start PROVIDED INFORMATION

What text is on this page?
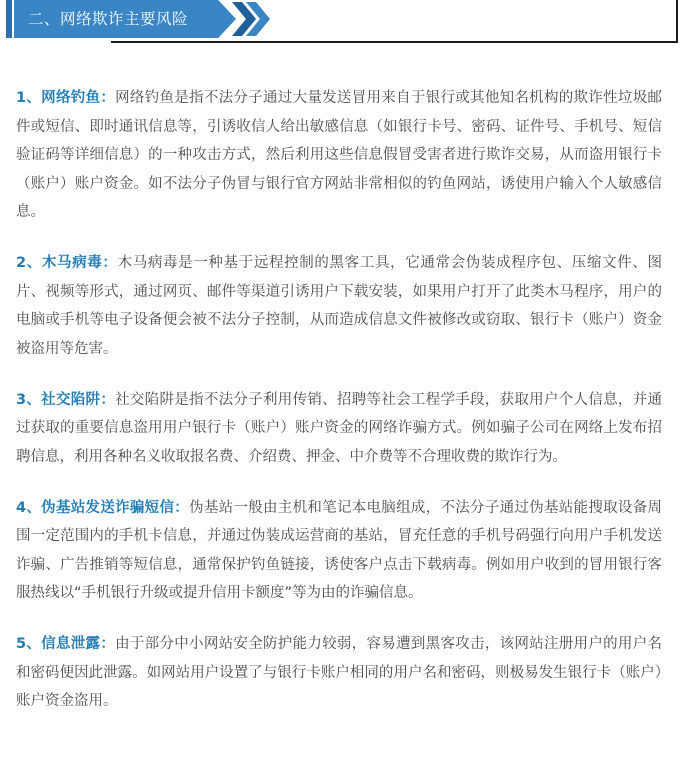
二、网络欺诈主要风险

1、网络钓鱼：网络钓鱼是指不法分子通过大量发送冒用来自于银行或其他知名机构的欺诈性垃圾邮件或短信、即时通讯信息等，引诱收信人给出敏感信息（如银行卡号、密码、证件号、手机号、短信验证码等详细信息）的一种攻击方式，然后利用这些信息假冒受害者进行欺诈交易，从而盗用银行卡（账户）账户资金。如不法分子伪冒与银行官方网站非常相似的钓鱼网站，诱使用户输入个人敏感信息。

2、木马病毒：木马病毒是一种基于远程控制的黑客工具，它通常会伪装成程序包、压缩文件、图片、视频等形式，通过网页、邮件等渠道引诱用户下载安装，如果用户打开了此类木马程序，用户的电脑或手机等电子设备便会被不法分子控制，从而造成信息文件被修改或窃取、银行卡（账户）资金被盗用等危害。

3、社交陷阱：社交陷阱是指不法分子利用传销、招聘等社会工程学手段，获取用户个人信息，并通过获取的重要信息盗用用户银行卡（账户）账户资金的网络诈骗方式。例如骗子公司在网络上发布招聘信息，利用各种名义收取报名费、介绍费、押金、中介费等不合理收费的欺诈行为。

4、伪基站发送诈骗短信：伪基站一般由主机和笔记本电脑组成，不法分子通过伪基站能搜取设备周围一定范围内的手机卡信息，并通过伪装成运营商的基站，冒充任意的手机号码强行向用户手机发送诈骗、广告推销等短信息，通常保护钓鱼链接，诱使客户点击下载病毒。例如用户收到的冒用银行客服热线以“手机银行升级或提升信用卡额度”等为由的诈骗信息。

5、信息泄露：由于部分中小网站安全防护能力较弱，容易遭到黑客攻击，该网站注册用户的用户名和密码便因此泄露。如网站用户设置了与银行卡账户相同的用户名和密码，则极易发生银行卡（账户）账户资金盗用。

end PROVIDED INFORMATION
start PROVIDED INFORMATION

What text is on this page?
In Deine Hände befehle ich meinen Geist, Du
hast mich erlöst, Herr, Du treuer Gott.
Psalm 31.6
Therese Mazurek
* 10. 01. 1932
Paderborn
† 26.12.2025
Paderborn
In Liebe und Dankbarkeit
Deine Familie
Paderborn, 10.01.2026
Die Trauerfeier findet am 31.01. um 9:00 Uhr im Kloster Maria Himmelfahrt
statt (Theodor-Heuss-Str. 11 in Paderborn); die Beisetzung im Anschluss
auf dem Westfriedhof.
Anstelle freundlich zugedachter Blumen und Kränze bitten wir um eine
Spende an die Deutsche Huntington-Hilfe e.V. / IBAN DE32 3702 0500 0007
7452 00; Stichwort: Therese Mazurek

end PROVIDED INFORMATION
start PROVIDED INFORMATION

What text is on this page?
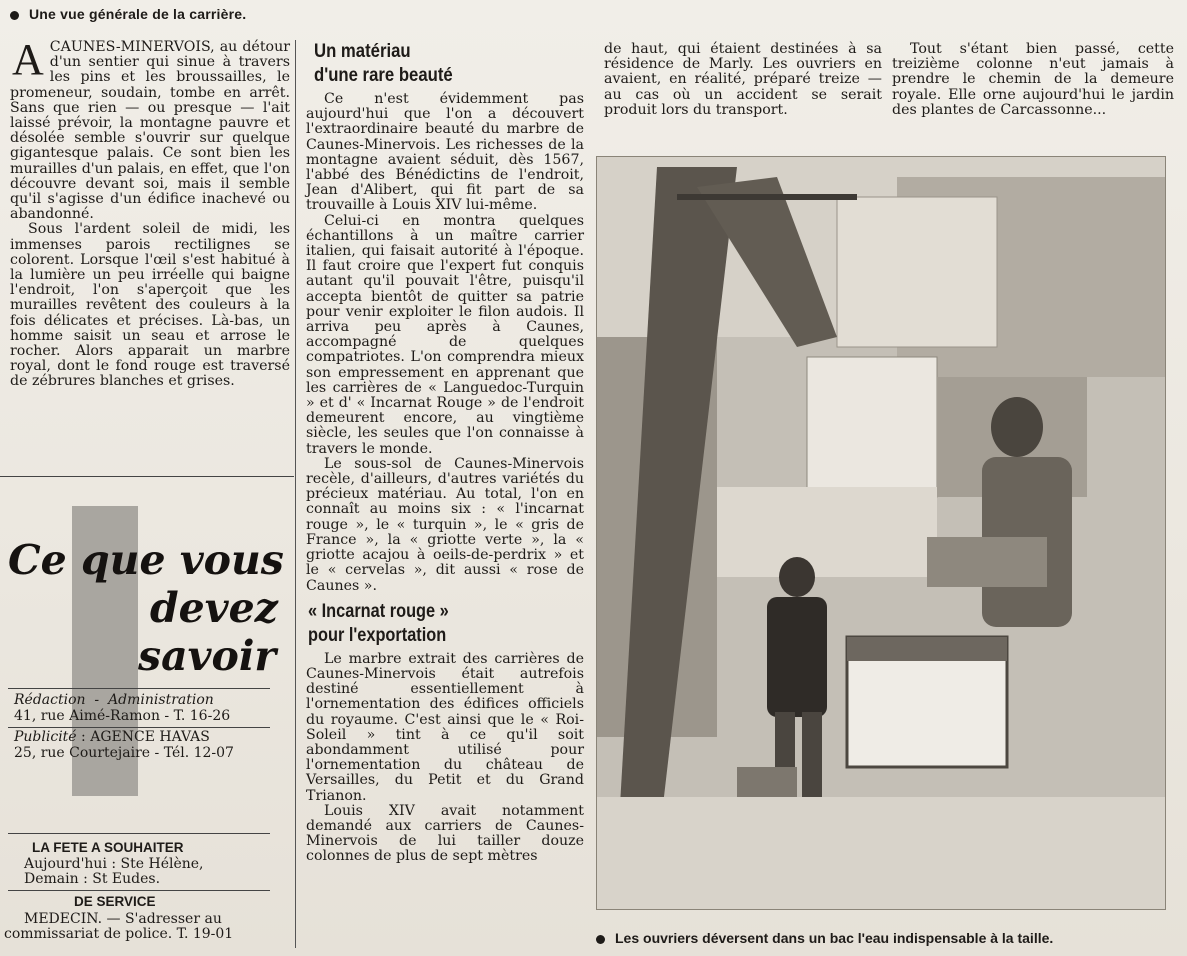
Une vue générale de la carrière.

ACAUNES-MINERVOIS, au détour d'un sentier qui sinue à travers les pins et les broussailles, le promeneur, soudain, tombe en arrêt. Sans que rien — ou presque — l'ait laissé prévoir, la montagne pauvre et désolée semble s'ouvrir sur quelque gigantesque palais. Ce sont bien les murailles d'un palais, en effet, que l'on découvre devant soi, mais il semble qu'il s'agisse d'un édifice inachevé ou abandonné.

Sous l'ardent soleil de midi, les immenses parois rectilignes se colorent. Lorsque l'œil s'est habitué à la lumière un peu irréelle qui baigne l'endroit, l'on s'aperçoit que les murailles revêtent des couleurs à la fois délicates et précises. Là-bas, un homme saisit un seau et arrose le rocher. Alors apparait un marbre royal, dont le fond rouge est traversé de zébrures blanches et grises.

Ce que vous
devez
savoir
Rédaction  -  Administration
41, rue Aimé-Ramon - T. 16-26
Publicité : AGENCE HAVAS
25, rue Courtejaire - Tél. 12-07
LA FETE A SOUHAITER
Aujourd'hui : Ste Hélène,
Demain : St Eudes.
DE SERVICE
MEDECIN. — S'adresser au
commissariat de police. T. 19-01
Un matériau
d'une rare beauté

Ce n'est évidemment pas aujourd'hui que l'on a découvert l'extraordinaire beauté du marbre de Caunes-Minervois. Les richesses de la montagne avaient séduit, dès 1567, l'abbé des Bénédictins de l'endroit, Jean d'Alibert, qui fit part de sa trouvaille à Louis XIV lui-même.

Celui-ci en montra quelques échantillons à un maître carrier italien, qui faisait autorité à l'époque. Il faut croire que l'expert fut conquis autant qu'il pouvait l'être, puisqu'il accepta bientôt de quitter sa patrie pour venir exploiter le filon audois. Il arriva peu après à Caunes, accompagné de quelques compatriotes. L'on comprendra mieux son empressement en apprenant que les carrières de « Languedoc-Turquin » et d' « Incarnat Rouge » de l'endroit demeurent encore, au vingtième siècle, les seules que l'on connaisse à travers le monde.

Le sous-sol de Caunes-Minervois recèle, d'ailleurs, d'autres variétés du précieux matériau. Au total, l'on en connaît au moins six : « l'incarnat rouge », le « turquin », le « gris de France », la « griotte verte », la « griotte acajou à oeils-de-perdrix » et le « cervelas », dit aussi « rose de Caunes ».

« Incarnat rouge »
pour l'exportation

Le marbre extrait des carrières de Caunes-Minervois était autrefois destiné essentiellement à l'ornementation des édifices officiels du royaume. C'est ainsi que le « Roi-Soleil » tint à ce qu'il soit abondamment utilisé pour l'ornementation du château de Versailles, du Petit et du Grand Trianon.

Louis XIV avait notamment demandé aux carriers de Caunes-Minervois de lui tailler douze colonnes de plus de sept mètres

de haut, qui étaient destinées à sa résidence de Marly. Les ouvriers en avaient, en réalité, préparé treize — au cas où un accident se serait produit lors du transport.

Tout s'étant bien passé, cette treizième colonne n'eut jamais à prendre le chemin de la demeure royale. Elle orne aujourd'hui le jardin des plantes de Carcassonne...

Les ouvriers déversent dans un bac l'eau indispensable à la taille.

end PROVIDED INFORMATION

Filter the records above and return every line that holds the word "Therese".

* **OUTPUT OF THE EXERCISE**:
Therese Mazurek
7452 00; Stichwort: Therese Mazurek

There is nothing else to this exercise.